Task instructions: Retype the whole listing exactly.

Data for analysis:
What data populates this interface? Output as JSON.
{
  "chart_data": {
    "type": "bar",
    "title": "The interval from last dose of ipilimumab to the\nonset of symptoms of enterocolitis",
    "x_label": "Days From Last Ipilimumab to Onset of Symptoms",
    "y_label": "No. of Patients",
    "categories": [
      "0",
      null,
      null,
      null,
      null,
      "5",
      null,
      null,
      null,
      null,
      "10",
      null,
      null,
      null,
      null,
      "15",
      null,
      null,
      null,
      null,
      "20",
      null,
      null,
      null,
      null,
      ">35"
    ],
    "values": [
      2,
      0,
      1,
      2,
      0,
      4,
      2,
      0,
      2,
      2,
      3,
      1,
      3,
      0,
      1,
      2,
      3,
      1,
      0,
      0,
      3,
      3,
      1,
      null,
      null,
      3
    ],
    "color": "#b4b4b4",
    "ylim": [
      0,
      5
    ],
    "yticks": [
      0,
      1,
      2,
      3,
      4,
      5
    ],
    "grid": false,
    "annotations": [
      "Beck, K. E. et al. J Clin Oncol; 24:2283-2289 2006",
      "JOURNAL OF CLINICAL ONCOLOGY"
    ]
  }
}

Output of the exercise:
What data populates this interface? Output as JSON.
{
  "chart_data": {
    "type": "bar",
    "title": "The interval from last dose of ipilimumab to the\nonset of symptoms of enterocolitis",
    "x_label": "Days From Last Ipilimumab to Onset of Symptoms",
    "y_label": "No. of Patients",
    "categories": [
      "0",
      null,
      null,
      null,
      null,
      "5",
      null,
      null,
      null,
      null,
      "10",
      null,
      null,
      null,
      null,
      "15",
      null,
      null,
      null,
      null,
      "20",
      null,
      null,
      null,
      null,
      ">35"
    ],
    "values": [
      2,
      0,
      1,
      2,
      0,
      4,
      2,
      0,
      2,
      2,
      3,
      1,
      3,
      0,
      1,
      2,
      3,
      1,
      0,
      0,
      3,
      3,
      1,
      null,
      null,
      3
    ],
    "color": "#b4b4b4",
    "ylim": [
      0,
      5
    ],
    "yticks": [
      0,
      1,
      2,
      3,
      4,
      5
    ],
    "grid": false,
    "annotations": [
      "Beck, K. E. et al. J Clin Oncol; 24:2283-2289 2006",
      "JOURNAL OF CLINICAL ONCOLOGY"
    ]
  }
}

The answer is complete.